# Start of Exercise materials
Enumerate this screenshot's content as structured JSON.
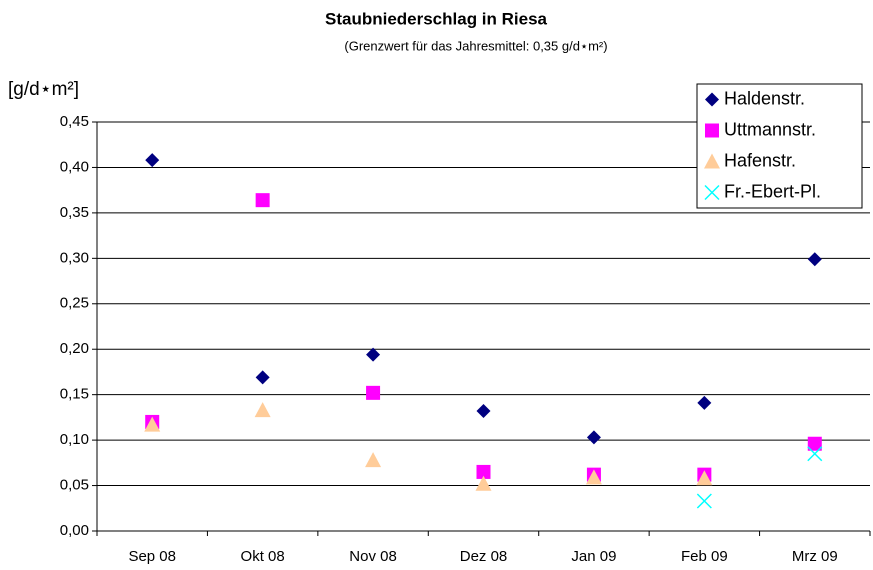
{
  "chart_data": {
    "type": "scatter",
    "title": "Staubniederschlag in Riesa",
    "subtitle": "(Grenzwert für das Jahresmittel: 0,35 g/d⋆m²)",
    "y_label": "[g/d⋆m²]",
    "categories": [
      "Sep 08",
      "Okt 08",
      "Nov 08",
      "Dez 08",
      "Jan 09",
      "Feb 09",
      "Mrz 09"
    ],
    "series": [
      {
        "name": "Haldenstr.",
        "color": "#000080",
        "marker": "diamond",
        "values": [
          0.408,
          0.169,
          0.194,
          0.132,
          0.103,
          0.141,
          0.299
        ]
      },
      {
        "name": "Uttmannstr.",
        "color": "#ff00ff",
        "marker": "square",
        "values": [
          0.12,
          0.364,
          0.152,
          0.065,
          0.062,
          0.062,
          0.096
        ]
      },
      {
        "name": "Hafenstr.",
        "color": "#ffcc99",
        "marker": "triangle",
        "values": [
          0.117,
          0.133,
          0.078,
          0.052,
          0.059,
          0.058,
          null
        ]
      },
      {
        "name": "Fr.-Ebert-Pl.",
        "color": "#00ffff",
        "marker": "x",
        "values": [
          null,
          null,
          null,
          null,
          null,
          0.033,
          0.085
        ]
      }
    ],
    "ylim": [
      0,
      0.45
    ],
    "yticks": [
      {
        "value": 0,
        "label": "0,00"
      },
      {
        "value": 0.05,
        "label": "0,05"
      },
      {
        "value": 0.1,
        "label": "0,10"
      },
      {
        "value": 0.15,
        "label": "0,15"
      },
      {
        "value": 0.2,
        "label": "0,20"
      },
      {
        "value": 0.25,
        "label": "0,25"
      },
      {
        "value": 0.3,
        "label": "0,30"
      },
      {
        "value": 0.35,
        "label": "0,35"
      },
      {
        "value": 0.4,
        "label": "0,40"
      },
      {
        "value": 0.45,
        "label": "0,45"
      }
    ],
    "grid": true,
    "legend": "top-right"
  }
}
# End of Exercise materials
*Request*. Extract every line above containing the word "marker".

*Final result*.
        "marker": "diamond",
        "marker": "square",
        "marker": "triangle",
        "marker": "x",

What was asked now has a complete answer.